[Kutipan Teks]
◇ ◇ ◇ ◇ ◇ ◇ ◇
Pasangan Selingkuh PNS dan Honorer Diduga Mesum Digerebek Warga

RP, 34 tahun, seorang PNS Kebupaten Mojokerto yang digerebek suaminya saat berduaan dengan rekan kerjanya, IM, 40 tahun, di sebuah rumah kosong di kawasan Sooko telah selesai menjalani sidang kode etik.

Ibu dua anak ini mengaku menyesali perbuatannya dengan pria idaman lain (PIL) tersebut.

Sekretaris Daerah Kabupaten Mojokerto, Teguh Gunarko, menyatakan bahwa sidang kode etik telah dilakukan pada Rabu (17/7/2024).

“Secara umum, RP juga membenarkan berita acara yang telah ditandatangani Inspektorat. Ia juga menyesali perbuatannya,” ujarnya.

Majelis kode etik menilai RP melanggar Perbup Nomor 68 Tahun 2019 tentang Kode Etik ASN Pemkab Mojokerto, khususnya Pasal 8 huruf h yang menyatakan bahwa ASN harus menjaga keutuhan rumah tangga dan tidak melakukan perbuatan tercela atau tidak bermoral.

PNS yang baru berdinas selama empat tahun ini terbukti melanggar kode etik dan dikenakan sanksi moral sesuai dengan pasal 17 ayat 2.

Sanksi tersebut termasuk permohonan maaf secara lisan, permohonan maaf secara tertulis, dan pernyataan penyesalan.

Selain sanksi moral, RP juga akan dikenakan sanksi disiplin sesuai PP 94 tahun 2021 tentang disiplin PNS.

Badan Kepegawaian dan Pengembangan Sumber Daya Manusia (BKPSDM) akan membentuk Tim Pemeriksa Disiplin Ad Hoc, yang ditargetkan terbentuk paling lambat minggu depan, dan akan segera melakukan pemeriksaan disiplin terhadap RP atas pelanggaran disiplinnya.
◇ ◇ ◇ ◇ ◇ ◇ ◇
[Data Tercatat]
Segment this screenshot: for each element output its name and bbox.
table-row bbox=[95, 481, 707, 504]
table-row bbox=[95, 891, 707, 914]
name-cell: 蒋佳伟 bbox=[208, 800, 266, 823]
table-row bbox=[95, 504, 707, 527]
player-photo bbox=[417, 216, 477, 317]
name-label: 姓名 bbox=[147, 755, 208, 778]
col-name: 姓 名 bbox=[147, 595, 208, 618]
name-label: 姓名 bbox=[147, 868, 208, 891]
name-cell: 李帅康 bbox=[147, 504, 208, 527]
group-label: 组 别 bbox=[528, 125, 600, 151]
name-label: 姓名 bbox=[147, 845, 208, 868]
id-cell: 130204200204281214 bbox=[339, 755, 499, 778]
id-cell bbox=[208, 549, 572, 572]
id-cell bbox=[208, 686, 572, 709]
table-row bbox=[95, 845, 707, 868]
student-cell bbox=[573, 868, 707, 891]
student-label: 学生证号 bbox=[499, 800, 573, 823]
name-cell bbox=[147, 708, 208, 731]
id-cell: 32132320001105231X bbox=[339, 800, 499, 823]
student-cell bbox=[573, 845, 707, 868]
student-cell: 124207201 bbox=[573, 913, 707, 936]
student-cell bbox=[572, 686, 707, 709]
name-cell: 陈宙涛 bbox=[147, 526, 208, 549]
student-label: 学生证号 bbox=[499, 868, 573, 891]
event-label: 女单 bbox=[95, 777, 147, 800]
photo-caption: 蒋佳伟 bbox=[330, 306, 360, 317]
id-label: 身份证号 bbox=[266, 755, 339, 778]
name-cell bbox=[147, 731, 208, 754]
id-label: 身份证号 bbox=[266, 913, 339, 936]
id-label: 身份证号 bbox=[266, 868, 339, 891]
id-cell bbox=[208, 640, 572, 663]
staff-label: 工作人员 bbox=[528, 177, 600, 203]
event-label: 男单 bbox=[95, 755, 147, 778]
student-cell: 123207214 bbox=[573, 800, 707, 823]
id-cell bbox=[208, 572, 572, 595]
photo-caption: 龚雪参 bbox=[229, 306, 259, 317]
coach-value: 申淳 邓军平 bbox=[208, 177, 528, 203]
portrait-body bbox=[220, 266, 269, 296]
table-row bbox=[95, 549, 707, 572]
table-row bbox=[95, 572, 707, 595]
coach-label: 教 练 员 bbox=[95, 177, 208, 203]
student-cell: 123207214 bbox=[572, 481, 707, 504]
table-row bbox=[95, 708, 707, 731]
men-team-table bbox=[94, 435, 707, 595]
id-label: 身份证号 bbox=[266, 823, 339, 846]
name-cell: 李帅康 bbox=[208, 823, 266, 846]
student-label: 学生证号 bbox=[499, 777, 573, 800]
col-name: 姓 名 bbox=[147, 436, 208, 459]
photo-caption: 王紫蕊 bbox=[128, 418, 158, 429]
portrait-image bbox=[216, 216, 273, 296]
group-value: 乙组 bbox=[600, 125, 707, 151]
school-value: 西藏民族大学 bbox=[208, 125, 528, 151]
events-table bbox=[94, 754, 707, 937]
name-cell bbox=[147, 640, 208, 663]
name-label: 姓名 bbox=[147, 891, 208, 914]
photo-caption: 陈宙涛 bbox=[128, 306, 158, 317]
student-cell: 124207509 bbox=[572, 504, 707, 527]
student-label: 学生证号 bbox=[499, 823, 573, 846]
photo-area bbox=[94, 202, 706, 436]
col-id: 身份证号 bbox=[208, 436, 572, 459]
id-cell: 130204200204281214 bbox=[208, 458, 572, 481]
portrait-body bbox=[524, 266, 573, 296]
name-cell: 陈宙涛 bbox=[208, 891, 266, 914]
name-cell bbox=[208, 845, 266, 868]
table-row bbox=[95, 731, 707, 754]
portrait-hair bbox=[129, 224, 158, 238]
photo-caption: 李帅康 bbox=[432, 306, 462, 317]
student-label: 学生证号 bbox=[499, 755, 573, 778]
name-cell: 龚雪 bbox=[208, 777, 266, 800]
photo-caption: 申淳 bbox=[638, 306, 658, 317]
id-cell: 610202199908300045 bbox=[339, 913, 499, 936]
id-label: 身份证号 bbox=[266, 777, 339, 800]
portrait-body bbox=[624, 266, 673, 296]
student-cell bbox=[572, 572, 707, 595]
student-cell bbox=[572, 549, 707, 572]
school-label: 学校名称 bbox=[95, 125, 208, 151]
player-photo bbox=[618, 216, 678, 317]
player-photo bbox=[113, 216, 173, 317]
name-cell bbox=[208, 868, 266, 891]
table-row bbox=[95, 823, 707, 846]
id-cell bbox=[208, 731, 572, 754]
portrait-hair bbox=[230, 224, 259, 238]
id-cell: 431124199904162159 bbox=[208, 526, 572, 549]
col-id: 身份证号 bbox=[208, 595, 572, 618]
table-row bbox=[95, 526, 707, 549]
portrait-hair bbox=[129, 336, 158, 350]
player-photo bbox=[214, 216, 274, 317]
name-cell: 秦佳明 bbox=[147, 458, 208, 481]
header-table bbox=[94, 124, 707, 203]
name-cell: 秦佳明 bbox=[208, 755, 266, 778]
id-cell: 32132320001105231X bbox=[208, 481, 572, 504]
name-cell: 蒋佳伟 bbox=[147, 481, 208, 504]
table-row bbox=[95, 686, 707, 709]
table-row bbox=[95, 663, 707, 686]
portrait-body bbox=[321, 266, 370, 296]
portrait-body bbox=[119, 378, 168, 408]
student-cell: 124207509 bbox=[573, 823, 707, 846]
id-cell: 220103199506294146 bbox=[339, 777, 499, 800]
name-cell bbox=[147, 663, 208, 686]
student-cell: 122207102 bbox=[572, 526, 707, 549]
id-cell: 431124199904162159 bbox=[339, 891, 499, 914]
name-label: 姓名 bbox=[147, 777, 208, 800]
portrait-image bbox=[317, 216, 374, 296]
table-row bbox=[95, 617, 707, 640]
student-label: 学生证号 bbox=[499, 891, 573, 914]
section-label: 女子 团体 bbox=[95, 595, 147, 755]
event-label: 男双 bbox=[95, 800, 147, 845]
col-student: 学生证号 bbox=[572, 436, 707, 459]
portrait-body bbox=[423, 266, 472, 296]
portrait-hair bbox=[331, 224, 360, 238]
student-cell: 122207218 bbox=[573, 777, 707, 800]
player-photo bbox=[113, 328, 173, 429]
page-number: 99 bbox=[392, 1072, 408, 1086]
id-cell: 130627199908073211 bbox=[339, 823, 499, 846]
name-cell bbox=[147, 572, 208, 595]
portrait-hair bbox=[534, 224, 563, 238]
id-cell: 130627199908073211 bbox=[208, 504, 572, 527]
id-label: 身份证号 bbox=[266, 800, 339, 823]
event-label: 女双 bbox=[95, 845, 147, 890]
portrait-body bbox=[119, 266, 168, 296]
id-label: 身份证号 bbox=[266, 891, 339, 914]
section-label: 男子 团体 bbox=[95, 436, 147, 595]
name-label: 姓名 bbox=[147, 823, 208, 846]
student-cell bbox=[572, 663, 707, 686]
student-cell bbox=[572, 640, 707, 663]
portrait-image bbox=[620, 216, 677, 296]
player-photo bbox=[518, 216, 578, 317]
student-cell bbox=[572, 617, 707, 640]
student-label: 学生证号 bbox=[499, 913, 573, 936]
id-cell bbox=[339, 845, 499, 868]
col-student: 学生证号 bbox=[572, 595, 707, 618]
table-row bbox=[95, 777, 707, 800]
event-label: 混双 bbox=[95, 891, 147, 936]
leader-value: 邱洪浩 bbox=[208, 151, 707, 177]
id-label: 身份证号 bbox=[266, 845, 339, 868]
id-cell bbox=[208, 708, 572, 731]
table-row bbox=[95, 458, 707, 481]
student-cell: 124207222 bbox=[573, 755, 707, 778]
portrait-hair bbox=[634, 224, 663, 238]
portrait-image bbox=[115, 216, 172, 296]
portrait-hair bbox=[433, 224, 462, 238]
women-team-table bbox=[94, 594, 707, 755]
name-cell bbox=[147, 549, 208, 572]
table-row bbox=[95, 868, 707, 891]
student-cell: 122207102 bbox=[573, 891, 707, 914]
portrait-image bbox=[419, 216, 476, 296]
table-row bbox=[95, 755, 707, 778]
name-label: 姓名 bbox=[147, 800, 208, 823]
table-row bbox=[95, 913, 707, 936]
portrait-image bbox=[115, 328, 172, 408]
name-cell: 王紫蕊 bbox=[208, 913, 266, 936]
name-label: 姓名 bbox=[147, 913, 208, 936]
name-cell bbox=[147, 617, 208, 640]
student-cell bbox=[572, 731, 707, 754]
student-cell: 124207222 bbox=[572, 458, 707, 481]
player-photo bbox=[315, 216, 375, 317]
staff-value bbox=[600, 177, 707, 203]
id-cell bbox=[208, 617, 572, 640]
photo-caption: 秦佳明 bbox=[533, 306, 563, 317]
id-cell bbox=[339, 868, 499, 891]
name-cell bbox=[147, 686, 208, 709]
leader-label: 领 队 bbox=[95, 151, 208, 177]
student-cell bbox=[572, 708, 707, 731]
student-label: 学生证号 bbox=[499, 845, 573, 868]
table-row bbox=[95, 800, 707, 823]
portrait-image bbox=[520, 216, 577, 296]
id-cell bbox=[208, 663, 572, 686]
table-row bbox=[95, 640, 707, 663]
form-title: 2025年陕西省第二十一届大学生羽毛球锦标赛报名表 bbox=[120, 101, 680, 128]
◇ ◇ ◇ ◇ ◇ ◇ ◇
[Perintah] Lanjutkan artikel berita tentang sanksi kode etik bagi PNS Kabupaten Mojokerto setelah kalimat terakhirnya.

[Hasil]
Sementara itu Pemkab Mojokerto memastikan bahwa tenaga honorer IM, 40 tahun, yang terlibat dalam perselingkuhan akan dipecat.

Kabag Administrasi Pembangunan Setdakab Mojokerto, Yurdiansyah, mengungkapkan bahwa tindakan terhadap tenaga honorer yang bekerja di bagian pembangunan Setdakab Mojokerto sudah ditindaklanjuti.

“Kami sudah memanggil dan menyampaikan bahwa tindakan selingkuh yang dilakukan merupakan pelanggaran kedinasan,” kata Yurdiansyah.

Berdasarkan perjanjian kontrak, tenaga honorer tidak boleh melanggar aturan kedinasan. “Jadi, secara tegas, kontraknya tidak bisa diperpanjang,” tegasnya.

Meskipun keputusan pemecatan IM sudah dibuat, Yurdiansyah menyatakan bahwa penguatan dan pertimbangan hukum dari inspektorat, sebagai Aparat Pengawasan Internal Pemerintah (APIP), masih diperlukan.

Ini termasuk mempertimbangkan setiap pasal dan aturan yang dilanggar sesuai dengan bagian hukum Setdakab.

“Yang pasti, saya sudah menyampaikan kepada yang bersangkutan bahwa sanksi terberat adalah pemecatan. Namun, kami tetap memerlukan penguatan dari inspektorat dan koordinasi dengan bagian hukum,” jelasnya.

Yurdiansyah menambahkan bahwa IM sudah menerima keputusan pemutusan kontrak tersebut dengan legowo, sebagai konsekuensi dari tindakannya yang melanggar aturan.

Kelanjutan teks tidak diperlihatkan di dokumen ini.